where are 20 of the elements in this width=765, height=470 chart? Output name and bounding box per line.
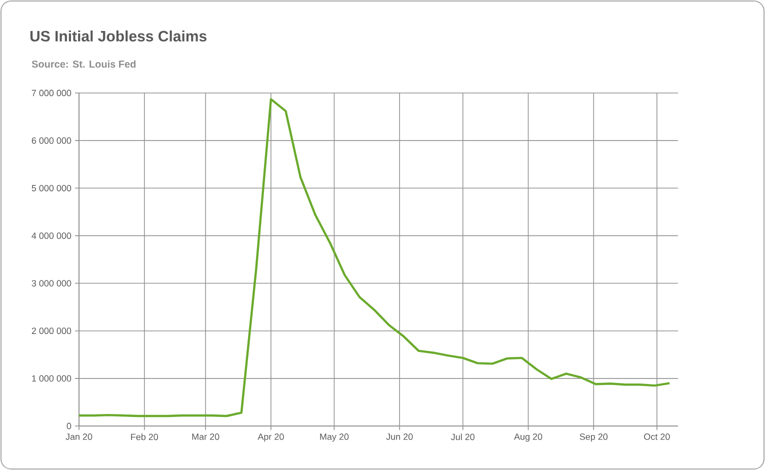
y-tick-label: 3 000 000 <box>32 280 72 286</box>
y-tick-label: 1 000 000 <box>32 375 72 382</box>
x-tick-label: Jun 20 <box>386 434 413 440</box>
y-tick-label: 0 <box>66 422 72 430</box>
y-tick-label: 2 000 000 <box>32 328 72 334</box>
chart-title: US Initial Jobless Claims <box>30 30 206 42</box>
y-tick-label: 7 000 000 <box>32 90 72 96</box>
x-tick-label: Aug 20 <box>514 434 542 442</box>
y-tick-label: 6 000 000 <box>32 137 72 144</box>
x-tick-label: Jul 20 <box>451 434 475 440</box>
x-tick-label: Apr 20 <box>258 434 284 442</box>
x-tick-label: Mar 20 <box>192 434 220 440</box>
x-tick-label: May 20 <box>320 434 349 442</box>
x-tick-label: Feb 20 <box>131 434 158 440</box>
chart-subtitle: Source: St. Louis Fed <box>32 60 136 68</box>
y-tick-label: 4 000 000 <box>32 232 72 239</box>
y-tick-label: 5 000 000 <box>32 184 72 192</box>
x-tick-label: Jan 20 <box>66 434 92 440</box>
x-tick-label: Oct 20 <box>644 434 670 440</box>
x-tick-label: Sep 20 <box>580 434 608 442</box>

————

**Exercise instructions:** Return every line of the rows above that contains the string "chart", matching case exactly.

**Response for this exercise:**
where are 20 of the elements in this width=765, height=470 chart? Output name and bounding box per line.
chart-title: US Initial Jobless Claims <box>30 30 206 42</box>
chart-subtitle: Source: St. Louis Fed <box>32 60 136 68</box>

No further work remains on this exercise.